→ SET TASK: From the line containing "Parse this chart and return its data as JSON." through the last line of the entries below, repeat each line word for word and leave out the rest.

→ MATERIAL FOR THIS EXERCISE:
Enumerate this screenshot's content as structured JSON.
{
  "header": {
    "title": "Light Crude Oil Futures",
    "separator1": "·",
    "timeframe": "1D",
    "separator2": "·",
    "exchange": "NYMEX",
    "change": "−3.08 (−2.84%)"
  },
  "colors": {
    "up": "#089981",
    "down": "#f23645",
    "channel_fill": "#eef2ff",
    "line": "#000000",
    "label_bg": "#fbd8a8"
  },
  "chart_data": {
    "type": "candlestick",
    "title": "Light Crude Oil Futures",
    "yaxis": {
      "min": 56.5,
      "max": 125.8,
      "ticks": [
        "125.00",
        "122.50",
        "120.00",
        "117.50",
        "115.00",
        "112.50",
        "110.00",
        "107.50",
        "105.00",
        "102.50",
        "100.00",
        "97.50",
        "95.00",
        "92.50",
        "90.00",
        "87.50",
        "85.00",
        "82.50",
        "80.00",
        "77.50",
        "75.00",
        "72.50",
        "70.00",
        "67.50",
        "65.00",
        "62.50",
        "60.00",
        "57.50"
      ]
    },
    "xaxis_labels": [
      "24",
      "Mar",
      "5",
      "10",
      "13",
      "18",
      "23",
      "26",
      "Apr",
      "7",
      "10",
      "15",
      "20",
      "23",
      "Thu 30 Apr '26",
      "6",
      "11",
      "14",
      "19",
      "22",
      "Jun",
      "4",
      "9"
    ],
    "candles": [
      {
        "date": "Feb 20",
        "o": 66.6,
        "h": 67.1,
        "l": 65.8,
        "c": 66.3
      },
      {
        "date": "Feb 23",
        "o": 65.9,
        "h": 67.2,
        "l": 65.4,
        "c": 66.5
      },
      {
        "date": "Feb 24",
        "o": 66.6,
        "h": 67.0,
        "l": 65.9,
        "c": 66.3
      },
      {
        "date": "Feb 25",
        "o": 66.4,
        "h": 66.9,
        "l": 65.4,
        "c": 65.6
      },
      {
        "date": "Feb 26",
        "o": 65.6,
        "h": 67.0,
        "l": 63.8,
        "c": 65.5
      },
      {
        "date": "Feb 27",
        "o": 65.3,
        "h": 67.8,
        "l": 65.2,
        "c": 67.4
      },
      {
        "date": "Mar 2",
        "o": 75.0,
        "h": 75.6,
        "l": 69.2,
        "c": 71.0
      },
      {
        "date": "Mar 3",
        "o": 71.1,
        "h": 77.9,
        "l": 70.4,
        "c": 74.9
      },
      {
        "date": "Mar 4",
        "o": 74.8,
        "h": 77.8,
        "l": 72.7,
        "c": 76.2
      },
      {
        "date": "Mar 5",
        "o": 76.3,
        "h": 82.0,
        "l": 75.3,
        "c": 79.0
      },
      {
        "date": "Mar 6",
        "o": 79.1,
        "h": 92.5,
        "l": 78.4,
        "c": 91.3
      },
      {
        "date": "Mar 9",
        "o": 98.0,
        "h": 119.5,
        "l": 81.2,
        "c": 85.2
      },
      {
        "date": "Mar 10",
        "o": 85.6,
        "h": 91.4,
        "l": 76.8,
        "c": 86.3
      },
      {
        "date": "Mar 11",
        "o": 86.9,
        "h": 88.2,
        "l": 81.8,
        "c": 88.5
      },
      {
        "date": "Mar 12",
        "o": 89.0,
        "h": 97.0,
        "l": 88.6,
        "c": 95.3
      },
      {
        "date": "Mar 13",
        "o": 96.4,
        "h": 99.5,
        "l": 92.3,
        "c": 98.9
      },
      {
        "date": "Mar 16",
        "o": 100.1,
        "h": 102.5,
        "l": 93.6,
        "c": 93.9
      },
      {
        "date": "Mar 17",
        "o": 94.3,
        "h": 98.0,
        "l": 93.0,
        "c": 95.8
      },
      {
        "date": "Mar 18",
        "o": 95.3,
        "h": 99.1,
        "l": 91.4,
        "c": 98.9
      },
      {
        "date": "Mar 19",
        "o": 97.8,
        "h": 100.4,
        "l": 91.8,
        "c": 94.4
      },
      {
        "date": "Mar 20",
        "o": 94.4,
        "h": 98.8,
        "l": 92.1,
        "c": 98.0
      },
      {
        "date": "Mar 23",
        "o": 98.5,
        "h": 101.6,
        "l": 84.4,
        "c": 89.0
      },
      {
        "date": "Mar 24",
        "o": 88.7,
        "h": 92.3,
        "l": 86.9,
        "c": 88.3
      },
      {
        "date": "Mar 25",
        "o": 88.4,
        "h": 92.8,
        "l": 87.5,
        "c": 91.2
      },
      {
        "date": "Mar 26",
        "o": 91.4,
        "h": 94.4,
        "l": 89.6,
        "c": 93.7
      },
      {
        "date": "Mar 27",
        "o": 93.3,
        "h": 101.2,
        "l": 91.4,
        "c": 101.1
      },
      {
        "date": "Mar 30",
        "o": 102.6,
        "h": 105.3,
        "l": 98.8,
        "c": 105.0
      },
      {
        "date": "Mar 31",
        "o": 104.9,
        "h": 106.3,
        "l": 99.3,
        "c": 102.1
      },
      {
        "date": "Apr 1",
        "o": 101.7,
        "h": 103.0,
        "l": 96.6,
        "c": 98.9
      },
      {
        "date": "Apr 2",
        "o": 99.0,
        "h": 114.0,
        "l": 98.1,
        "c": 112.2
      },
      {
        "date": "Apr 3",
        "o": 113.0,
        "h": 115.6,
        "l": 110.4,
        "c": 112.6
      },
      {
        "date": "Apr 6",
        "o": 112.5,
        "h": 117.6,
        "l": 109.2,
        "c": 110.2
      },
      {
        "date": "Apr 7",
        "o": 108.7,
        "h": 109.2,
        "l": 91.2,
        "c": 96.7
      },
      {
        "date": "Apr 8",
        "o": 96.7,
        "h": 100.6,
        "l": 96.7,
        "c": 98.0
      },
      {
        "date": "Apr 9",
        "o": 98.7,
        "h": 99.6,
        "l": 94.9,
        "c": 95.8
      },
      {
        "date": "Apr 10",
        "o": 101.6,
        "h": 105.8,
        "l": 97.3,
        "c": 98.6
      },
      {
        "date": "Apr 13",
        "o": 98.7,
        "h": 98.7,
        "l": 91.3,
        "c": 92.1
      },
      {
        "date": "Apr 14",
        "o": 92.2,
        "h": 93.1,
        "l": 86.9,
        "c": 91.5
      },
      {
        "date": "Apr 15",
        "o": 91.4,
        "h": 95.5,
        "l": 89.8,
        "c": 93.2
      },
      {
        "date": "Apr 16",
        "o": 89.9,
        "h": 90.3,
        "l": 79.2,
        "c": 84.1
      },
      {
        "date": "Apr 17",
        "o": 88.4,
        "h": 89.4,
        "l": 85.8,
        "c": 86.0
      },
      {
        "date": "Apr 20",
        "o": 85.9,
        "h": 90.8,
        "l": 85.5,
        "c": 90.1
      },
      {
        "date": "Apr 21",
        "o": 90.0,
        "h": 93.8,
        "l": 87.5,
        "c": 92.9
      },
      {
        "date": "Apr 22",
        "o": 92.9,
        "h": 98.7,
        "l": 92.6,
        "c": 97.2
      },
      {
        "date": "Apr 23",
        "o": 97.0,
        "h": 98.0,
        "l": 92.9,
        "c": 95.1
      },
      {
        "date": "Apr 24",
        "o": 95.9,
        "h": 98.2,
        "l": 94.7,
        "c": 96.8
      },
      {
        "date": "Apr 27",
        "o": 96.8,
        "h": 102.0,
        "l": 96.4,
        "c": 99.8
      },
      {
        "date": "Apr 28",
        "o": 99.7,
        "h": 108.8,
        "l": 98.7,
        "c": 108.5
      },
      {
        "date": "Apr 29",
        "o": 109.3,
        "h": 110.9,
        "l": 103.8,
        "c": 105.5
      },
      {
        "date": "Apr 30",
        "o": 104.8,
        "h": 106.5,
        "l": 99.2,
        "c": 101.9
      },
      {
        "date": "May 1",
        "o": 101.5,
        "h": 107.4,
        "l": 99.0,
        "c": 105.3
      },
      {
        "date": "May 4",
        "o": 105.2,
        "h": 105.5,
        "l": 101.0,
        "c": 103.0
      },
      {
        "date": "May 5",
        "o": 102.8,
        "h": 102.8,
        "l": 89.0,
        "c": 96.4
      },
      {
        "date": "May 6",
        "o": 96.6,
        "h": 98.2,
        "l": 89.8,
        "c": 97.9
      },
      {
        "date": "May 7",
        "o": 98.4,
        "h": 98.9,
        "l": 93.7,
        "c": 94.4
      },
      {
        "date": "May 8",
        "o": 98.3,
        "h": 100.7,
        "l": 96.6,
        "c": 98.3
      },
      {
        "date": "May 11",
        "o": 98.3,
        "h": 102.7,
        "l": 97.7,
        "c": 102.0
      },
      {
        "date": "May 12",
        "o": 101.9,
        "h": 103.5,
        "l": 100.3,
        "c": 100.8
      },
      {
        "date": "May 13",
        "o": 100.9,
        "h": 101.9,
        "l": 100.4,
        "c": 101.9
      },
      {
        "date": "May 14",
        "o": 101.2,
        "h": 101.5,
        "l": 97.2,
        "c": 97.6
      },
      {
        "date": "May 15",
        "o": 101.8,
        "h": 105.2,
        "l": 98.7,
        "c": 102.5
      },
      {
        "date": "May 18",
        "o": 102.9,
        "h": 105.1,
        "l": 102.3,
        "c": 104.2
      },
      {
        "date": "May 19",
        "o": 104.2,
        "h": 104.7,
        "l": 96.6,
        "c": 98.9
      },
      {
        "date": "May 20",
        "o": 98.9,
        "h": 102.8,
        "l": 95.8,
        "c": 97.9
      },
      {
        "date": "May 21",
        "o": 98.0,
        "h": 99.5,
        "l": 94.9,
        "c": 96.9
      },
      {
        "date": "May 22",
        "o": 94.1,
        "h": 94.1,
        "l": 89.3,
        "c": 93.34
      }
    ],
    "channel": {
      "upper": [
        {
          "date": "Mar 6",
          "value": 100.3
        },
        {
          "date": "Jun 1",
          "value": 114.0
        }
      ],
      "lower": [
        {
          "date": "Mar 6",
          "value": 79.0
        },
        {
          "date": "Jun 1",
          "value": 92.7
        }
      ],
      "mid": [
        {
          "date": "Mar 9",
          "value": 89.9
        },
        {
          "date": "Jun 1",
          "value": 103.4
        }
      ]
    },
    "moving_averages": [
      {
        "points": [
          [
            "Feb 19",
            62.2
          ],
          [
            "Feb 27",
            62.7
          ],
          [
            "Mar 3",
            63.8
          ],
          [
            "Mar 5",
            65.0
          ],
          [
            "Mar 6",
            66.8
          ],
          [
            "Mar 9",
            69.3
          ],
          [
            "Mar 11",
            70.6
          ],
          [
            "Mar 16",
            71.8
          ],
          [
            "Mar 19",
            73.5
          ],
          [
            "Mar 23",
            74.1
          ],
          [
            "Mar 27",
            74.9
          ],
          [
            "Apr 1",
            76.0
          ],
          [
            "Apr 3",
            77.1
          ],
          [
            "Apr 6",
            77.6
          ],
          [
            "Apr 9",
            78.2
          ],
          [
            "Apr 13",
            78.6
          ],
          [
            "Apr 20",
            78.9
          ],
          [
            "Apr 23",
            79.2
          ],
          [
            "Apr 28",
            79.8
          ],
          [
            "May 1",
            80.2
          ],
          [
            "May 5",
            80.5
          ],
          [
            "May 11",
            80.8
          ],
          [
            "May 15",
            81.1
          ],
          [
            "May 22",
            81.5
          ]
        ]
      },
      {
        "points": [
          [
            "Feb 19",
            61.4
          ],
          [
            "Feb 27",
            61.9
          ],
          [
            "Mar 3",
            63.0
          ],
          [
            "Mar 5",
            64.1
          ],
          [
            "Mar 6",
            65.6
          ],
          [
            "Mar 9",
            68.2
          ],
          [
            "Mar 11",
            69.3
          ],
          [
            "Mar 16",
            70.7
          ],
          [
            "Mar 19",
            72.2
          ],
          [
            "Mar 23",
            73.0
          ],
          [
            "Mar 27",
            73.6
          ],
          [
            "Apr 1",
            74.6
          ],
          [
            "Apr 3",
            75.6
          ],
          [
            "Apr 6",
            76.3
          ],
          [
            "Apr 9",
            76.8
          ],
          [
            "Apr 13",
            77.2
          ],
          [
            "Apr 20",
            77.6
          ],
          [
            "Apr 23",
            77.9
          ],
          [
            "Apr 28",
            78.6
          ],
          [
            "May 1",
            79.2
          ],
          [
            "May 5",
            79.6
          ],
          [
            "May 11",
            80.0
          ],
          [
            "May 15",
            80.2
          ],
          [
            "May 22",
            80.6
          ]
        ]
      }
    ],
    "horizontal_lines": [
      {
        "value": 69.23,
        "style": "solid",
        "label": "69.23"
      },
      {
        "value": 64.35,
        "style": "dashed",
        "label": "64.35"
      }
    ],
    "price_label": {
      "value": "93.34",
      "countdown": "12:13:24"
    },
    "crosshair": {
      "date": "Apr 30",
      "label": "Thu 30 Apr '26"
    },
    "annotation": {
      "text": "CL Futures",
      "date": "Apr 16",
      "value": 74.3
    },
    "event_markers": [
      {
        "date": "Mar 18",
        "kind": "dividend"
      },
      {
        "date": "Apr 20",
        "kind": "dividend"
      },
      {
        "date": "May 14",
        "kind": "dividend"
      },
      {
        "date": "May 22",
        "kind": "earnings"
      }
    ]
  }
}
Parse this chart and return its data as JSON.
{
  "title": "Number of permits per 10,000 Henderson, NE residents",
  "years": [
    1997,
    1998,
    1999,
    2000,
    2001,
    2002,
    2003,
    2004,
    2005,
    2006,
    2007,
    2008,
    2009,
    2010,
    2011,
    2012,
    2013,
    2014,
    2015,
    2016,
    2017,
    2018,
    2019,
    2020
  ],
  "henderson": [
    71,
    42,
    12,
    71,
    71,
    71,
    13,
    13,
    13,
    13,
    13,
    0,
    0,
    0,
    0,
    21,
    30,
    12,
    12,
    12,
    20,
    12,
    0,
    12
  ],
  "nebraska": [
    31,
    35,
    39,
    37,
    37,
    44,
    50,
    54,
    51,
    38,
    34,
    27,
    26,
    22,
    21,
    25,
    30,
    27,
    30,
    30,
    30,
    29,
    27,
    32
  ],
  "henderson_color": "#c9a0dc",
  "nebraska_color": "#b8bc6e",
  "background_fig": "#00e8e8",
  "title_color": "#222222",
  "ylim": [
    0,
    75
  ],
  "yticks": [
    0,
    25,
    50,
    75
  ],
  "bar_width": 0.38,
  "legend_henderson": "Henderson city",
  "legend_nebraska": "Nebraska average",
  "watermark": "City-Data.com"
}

→ FINISHED ANSWER:
Parse this chart and return its data as JSON.
{
  "title": "Number of permits per 10,000 Henderson, NE residents",
  "years": [
    1997,
    1998,
    1999,
    2000,
    2001,
    2002,
    2003,
    2004,
    2005,
    2006,
    2007,
    2008,
    2009,
    2010,
    2011,
    2012,
    2013,
    2014,
    2015,
    2016,
    2017,
    2018,
    2019,
    2020
  ],
  "henderson": [
    71,
    42,
    12,
    71,
    71,
    71,
    13,
    13,
    13,
    13,
    13,
    0,
    0,
    0,
    0,
    21,
    30,
    12,
    12,
    12,
    20,
    12,
    0,
    12
  ],
  "nebraska": [
    31,
    35,
    39,
    37,
    37,
    44,
    50,
    54,
    51,
    38,
    34,
    27,
    26,
    22,
    21,
    25,
    30,
    27,
    30,
    30,
    30,
    29,
    27,
    32
  ],
  "henderson_color": "#c9a0dc",
  "nebraska_color": "#b8bc6e",
  "background_fig": "#00e8e8",
  "title_color": "#222222",
  "ylim": [
    0,
    75
  ],
  "yticks": [
    0,
    25,
    50,
    75
  ],
  "bar_width": 0.38,
  "legend_henderson": "Henderson city",
  "legend_nebraska": "Nebraska average",
  "watermark": "City-Data.com"
}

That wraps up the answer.